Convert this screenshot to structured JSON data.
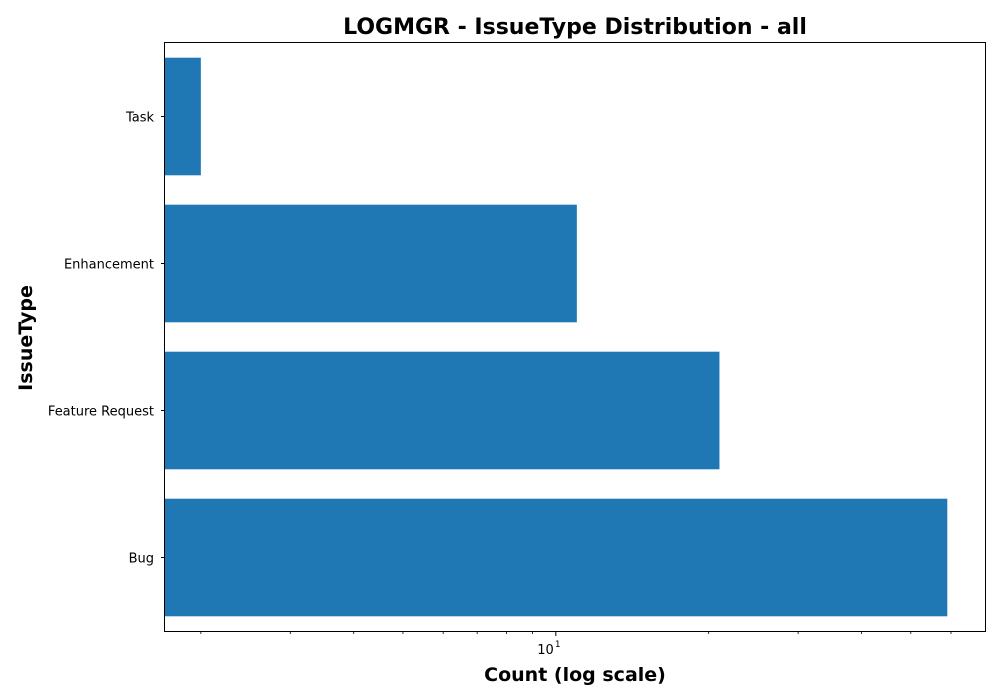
{
  "chart_data": {
    "type": "bar",
    "orientation": "horizontal",
    "title": "LOGMGR - IssueType Distribution - all",
    "xlabel": "Count (log scale)",
    "ylabel": "IssueType",
    "x_scale": "log",
    "xlim": [
      1.7,
      70
    ],
    "categories": [
      "Bug",
      "Feature Request",
      "Enhancement",
      "Task"
    ],
    "values": [
      59,
      21,
      11,
      2
    ],
    "bar_color": "#1f77b4",
    "grid": false,
    "x_major_ticks": [
      {
        "base": "10",
        "exp": "1",
        "value": 10
      }
    ],
    "x_minor_ticks": [
      2,
      3,
      4,
      5,
      6,
      7,
      8,
      9,
      20,
      30,
      40,
      50,
      60
    ]
  }
}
=-=-=
What is the number of lines in these records that contain "IssueType"? Reply with the number only.

2